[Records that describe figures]
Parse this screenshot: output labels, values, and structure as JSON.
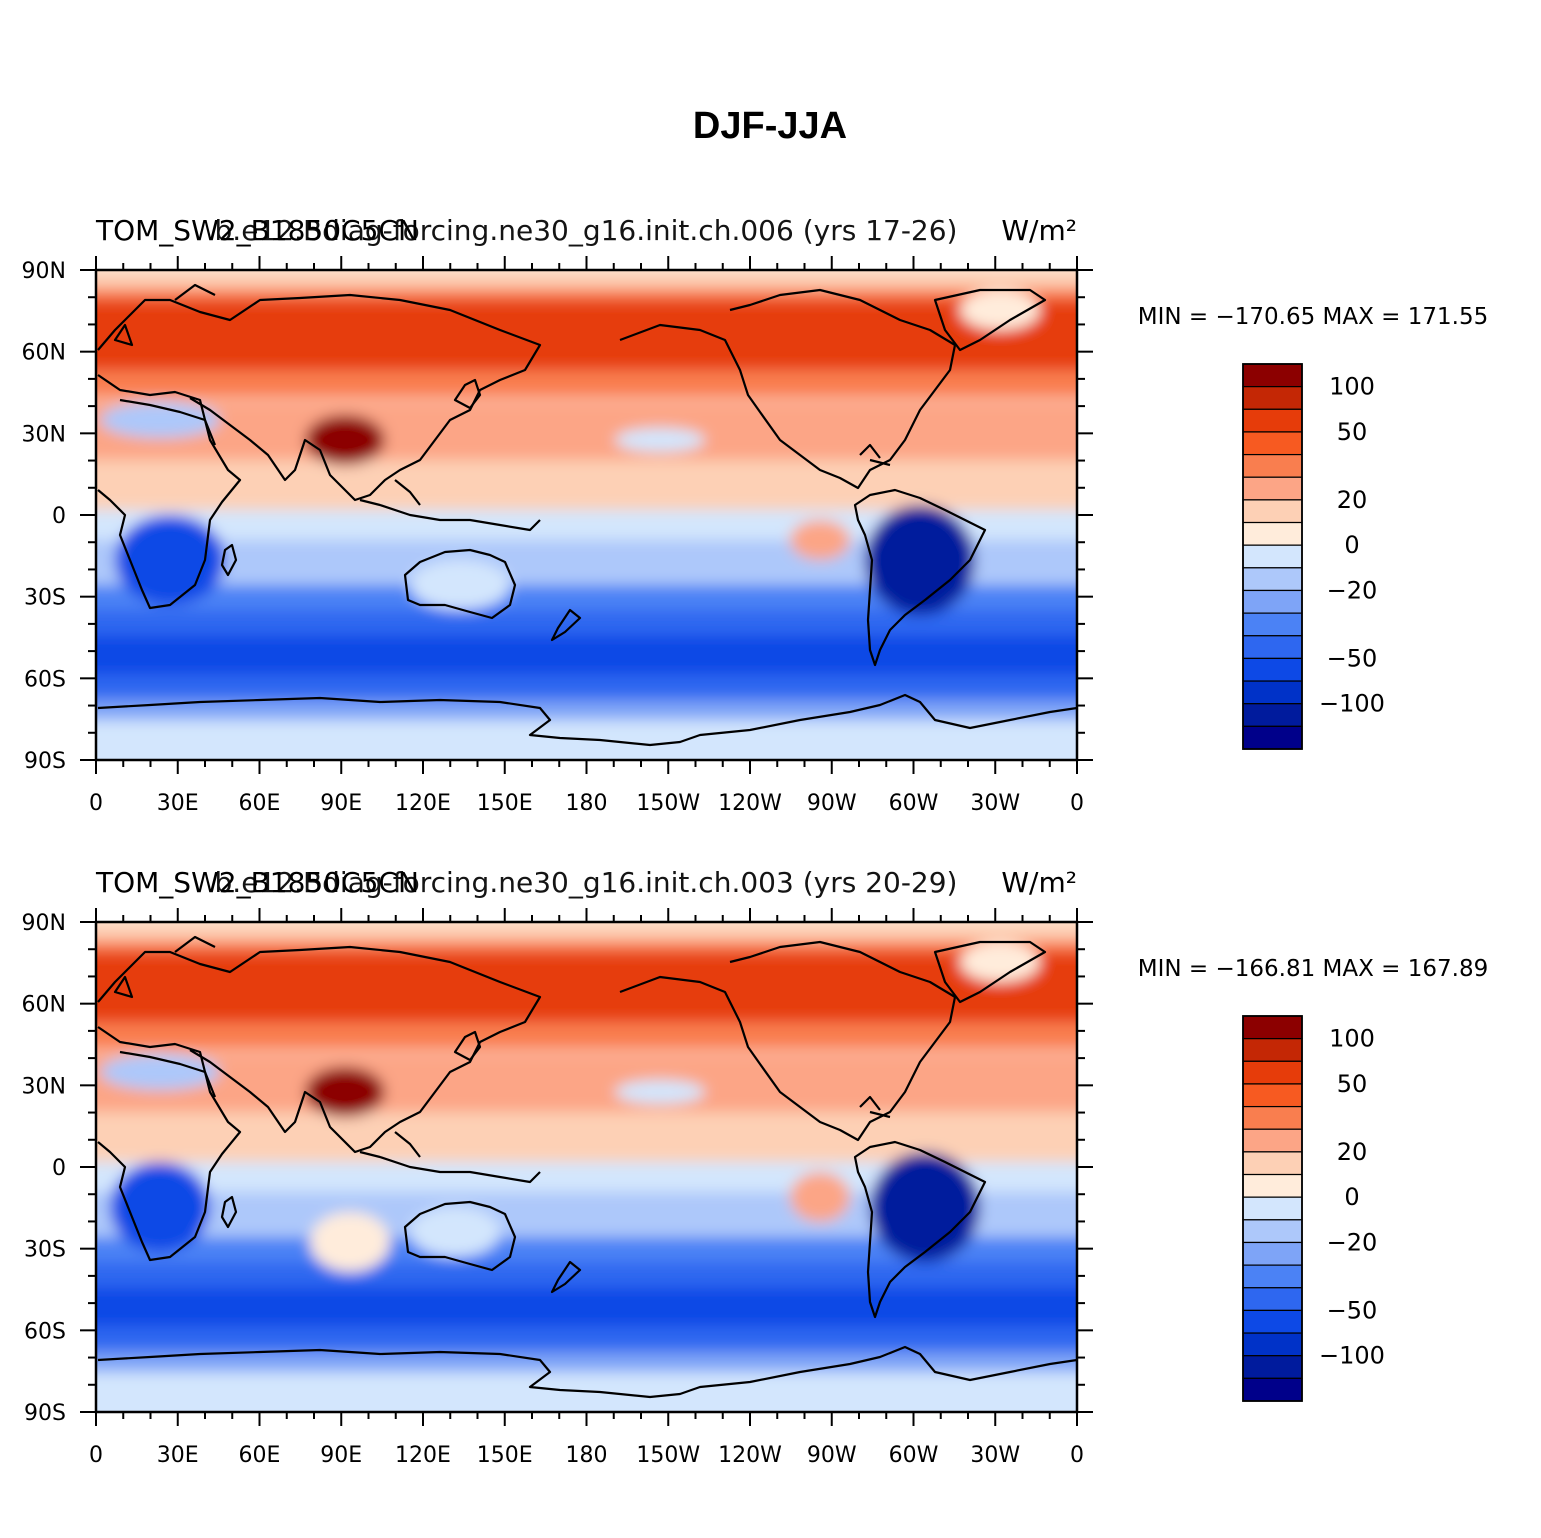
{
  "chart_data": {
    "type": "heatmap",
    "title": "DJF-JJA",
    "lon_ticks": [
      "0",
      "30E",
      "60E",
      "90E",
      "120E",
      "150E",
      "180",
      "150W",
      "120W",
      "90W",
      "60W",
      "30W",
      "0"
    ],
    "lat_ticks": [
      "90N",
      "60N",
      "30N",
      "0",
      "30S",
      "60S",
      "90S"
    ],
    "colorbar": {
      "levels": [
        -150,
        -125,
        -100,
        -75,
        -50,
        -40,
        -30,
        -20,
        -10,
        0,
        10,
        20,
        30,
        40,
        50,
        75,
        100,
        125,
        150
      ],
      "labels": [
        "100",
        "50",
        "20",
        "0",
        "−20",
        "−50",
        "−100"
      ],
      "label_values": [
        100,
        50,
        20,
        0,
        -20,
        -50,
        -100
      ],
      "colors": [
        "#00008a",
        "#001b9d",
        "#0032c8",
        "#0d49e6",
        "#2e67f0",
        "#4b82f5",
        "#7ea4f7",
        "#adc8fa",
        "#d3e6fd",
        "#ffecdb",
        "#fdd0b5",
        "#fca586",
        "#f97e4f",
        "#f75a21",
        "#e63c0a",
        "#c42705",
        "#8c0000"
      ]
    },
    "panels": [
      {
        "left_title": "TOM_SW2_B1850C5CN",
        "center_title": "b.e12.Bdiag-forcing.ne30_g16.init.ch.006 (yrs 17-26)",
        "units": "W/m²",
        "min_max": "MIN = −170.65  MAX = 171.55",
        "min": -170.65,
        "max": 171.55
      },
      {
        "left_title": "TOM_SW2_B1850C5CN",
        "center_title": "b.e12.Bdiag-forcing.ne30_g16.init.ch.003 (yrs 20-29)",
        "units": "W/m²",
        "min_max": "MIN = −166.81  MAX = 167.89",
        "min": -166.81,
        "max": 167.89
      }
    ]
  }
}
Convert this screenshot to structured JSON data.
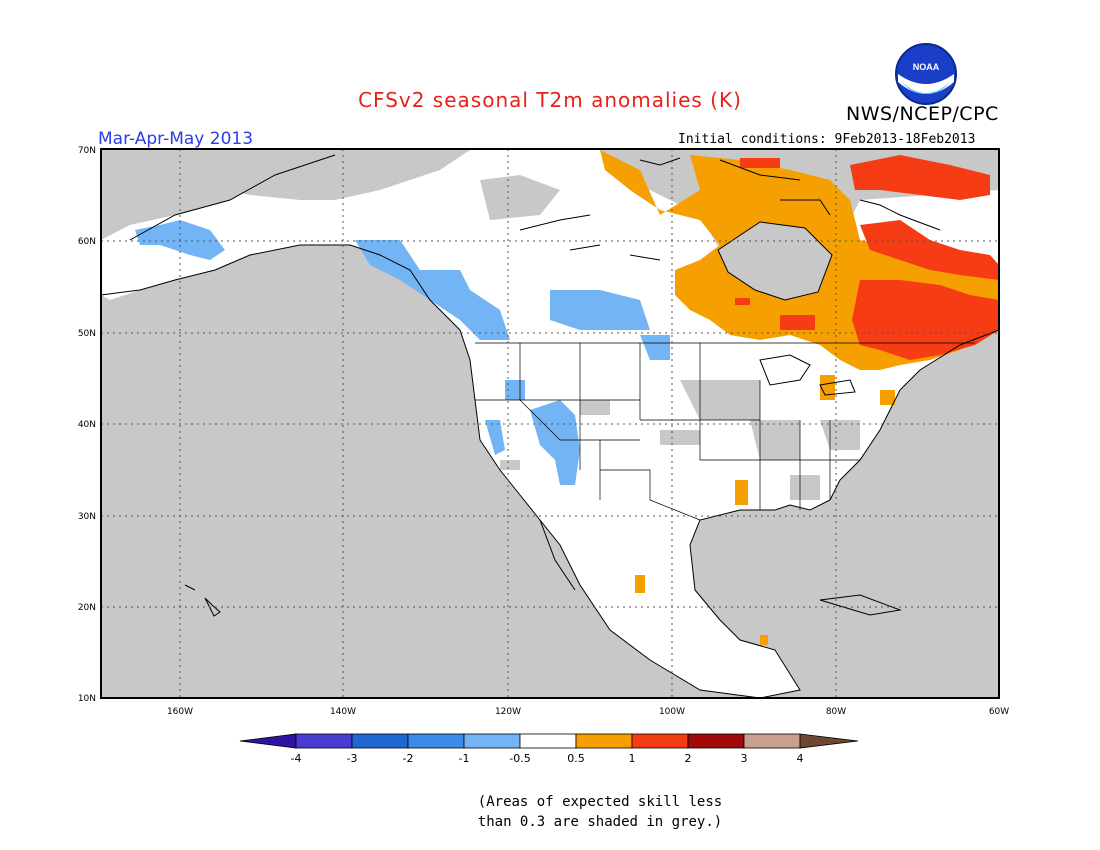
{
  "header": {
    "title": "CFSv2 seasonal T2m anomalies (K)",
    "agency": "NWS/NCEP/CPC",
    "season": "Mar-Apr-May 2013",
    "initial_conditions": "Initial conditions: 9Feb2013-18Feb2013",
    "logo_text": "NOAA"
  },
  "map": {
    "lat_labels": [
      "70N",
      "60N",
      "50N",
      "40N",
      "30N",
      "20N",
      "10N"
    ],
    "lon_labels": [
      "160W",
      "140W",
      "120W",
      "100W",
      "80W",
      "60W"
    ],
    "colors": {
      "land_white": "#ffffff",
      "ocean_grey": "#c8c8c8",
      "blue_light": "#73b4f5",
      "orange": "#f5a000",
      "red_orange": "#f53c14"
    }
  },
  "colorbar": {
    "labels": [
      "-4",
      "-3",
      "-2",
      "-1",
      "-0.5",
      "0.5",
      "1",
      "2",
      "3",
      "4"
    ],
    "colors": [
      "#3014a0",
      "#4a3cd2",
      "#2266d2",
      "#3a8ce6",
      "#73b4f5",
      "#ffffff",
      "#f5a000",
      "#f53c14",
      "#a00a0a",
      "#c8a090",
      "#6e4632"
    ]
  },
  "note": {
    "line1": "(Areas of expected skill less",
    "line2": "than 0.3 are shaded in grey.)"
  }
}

The task —
Print the whole listing above once more, word for word, without its pictures.

Answer to this task —
Parse this screenshot: output labels, values, and structure as JSON.
{
  "chart_data": {
    "type": "heatmap",
    "title": "DJF-JJA",
    "lon_ticks": [
      "0",
      "30E",
      "60E",
      "90E",
      "120E",
      "150E",
      "180",
      "150W",
      "120W",
      "90W",
      "60W",
      "30W",
      "0"
    ],
    "lat_ticks": [
      "90N",
      "60N",
      "30N",
      "0",
      "30S",
      "60S",
      "90S"
    ],
    "colorbar": {
      "levels": [
        -150,
        -125,
        -100,
        -75,
        -50,
        -40,
        -30,
        -20,
        -10,
        0,
        10,
        20,
        30,
        40,
        50,
        75,
        100,
        125,
        150
      ],
      "labels": [
        "100",
        "50",
        "20",
        "0",
        "−20",
        "−50",
        "−100"
      ],
      "label_values": [
        100,
        50,
        20,
        0,
        -20,
        -50,
        -100
      ],
      "colors": [
        "#00008a",
        "#001b9d",
        "#0032c8",
        "#0d49e6",
        "#2e67f0",
        "#4b82f5",
        "#7ea4f7",
        "#adc8fa",
        "#d3e6fd",
        "#ffecdb",
        "#fdd0b5",
        "#fca586",
        "#f97e4f",
        "#f75a21",
        "#e63c0a",
        "#c42705",
        "#8c0000"
      ]
    },
    "panels": [
      {
        "left_title": "TOM_SW2_B1850C5CN",
        "center_title": "b.e12.Bdiag-forcing.ne30_g16.init.ch.006 (yrs 17-26)",
        "units": "W/m²",
        "min_max": "MIN = −170.65  MAX = 171.55",
        "min": -170.65,
        "max": 171.55
      },
      {
        "left_title": "TOM_SW2_B1850C5CN",
        "center_title": "b.e12.Bdiag-forcing.ne30_g16.init.ch.003 (yrs 20-29)",
        "units": "W/m²",
        "min_max": "MIN = −166.81  MAX = 167.89",
        "min": -166.81,
        "max": 167.89
      }
    ]
  }
}
Convert this screenshot to structured JSON data.
{
  "header": {
    "title": "CFSv2 seasonal T2m anomalies (K)",
    "agency": "NWS/NCEP/CPC",
    "season": "Mar-Apr-May 2013",
    "initial_conditions": "Initial conditions: 9Feb2013-18Feb2013",
    "logo_text": "NOAA"
  },
  "map": {
    "lat_labels": [
      "70N",
      "60N",
      "50N",
      "40N",
      "30N",
      "20N",
      "10N"
    ],
    "lon_labels": [
      "160W",
      "140W",
      "120W",
      "100W",
      "80W",
      "60W"
    ],
    "colors": {
      "land_white": "#ffffff",
      "ocean_grey": "#c8c8c8",
      "blue_light": "#73b4f5",
      "orange": "#f5a000",
      "red_orange": "#f53c14"
    }
  },
  "colorbar": {
    "labels": [
      "-4",
      "-3",
      "-2",
      "-1",
      "-0.5",
      "0.5",
      "1",
      "2",
      "3",
      "4"
    ],
    "colors": [
      "#3014a0",
      "#4a3cd2",
      "#2266d2",
      "#3a8ce6",
      "#73b4f5",
      "#ffffff",
      "#f5a000",
      "#f53c14",
      "#a00a0a",
      "#c8a090",
      "#6e4632"
    ]
  },
  "note": {
    "line1": "(Areas of expected skill less",
    "line2": "than 0.3 are shaded in grey.)"
  }
}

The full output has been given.